Your task is to tally the lines of the listing containing the word "INDICADOR" and report the figure alone.

────────

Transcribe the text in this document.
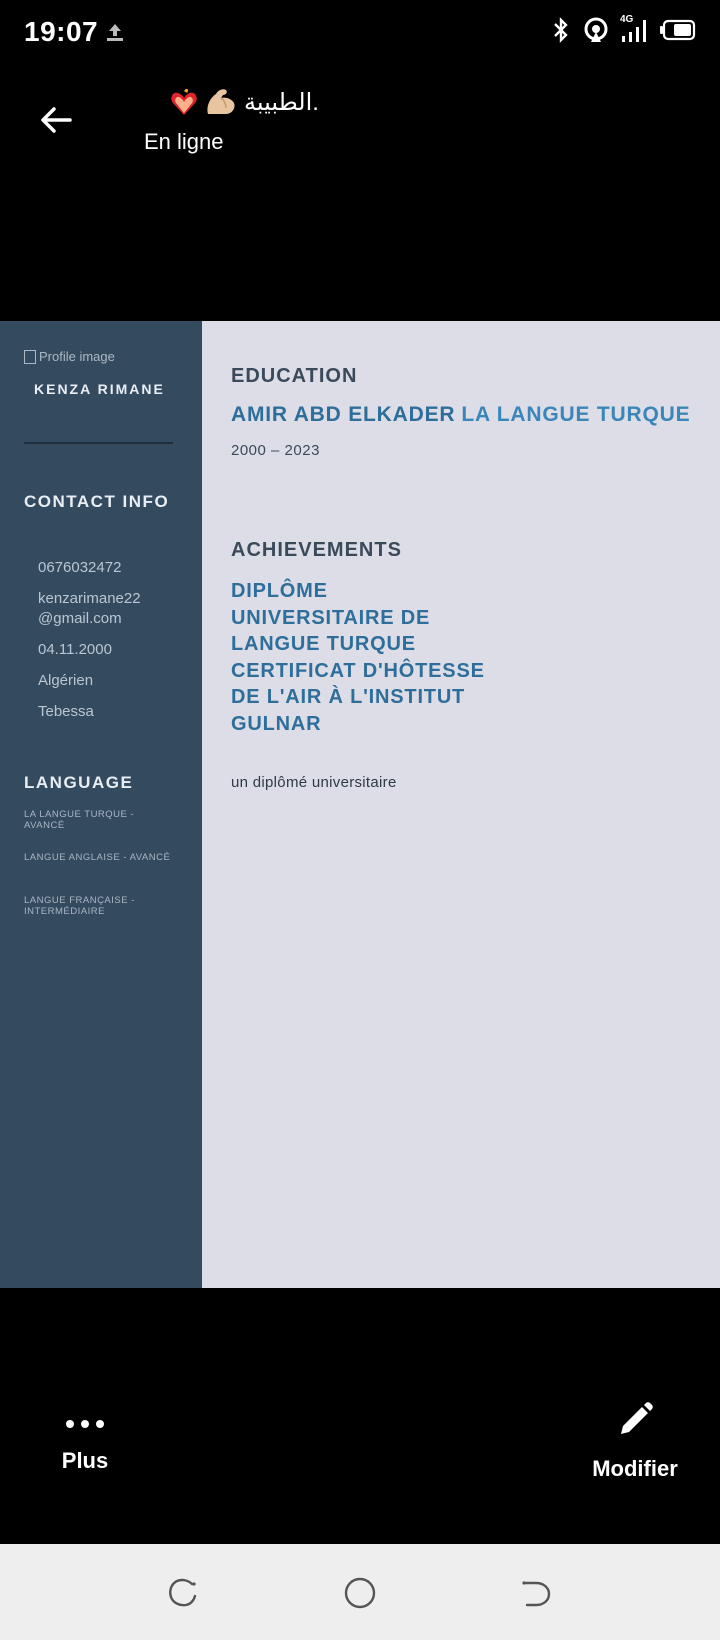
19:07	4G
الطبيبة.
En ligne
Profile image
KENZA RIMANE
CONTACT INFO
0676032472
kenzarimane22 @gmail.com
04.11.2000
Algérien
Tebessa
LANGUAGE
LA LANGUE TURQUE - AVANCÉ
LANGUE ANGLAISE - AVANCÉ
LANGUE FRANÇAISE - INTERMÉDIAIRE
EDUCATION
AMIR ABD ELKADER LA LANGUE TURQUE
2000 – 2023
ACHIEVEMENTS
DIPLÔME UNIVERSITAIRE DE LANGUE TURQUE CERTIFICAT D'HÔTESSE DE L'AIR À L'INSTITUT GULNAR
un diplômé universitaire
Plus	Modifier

────────

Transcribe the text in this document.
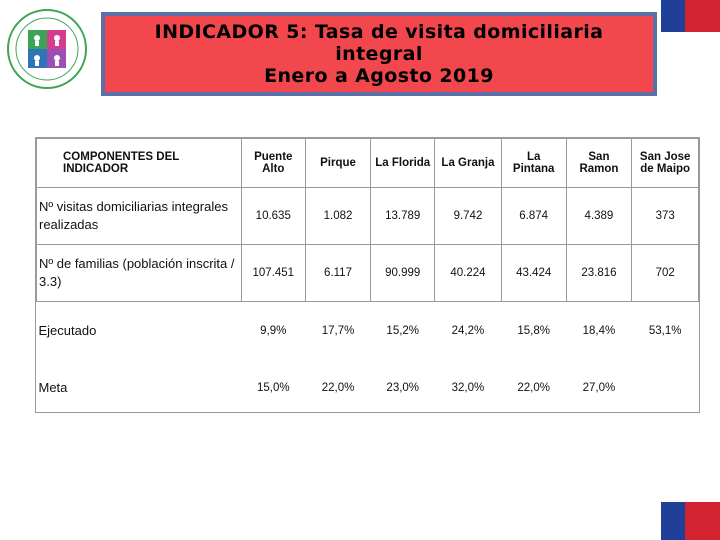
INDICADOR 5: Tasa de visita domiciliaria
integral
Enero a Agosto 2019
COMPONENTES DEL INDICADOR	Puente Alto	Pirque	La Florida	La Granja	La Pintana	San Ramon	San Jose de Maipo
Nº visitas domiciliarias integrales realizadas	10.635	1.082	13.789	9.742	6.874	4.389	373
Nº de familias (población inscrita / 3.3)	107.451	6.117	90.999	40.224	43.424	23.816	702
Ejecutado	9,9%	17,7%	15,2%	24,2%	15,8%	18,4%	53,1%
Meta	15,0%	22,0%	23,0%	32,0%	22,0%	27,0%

────────

Reply to the task:
2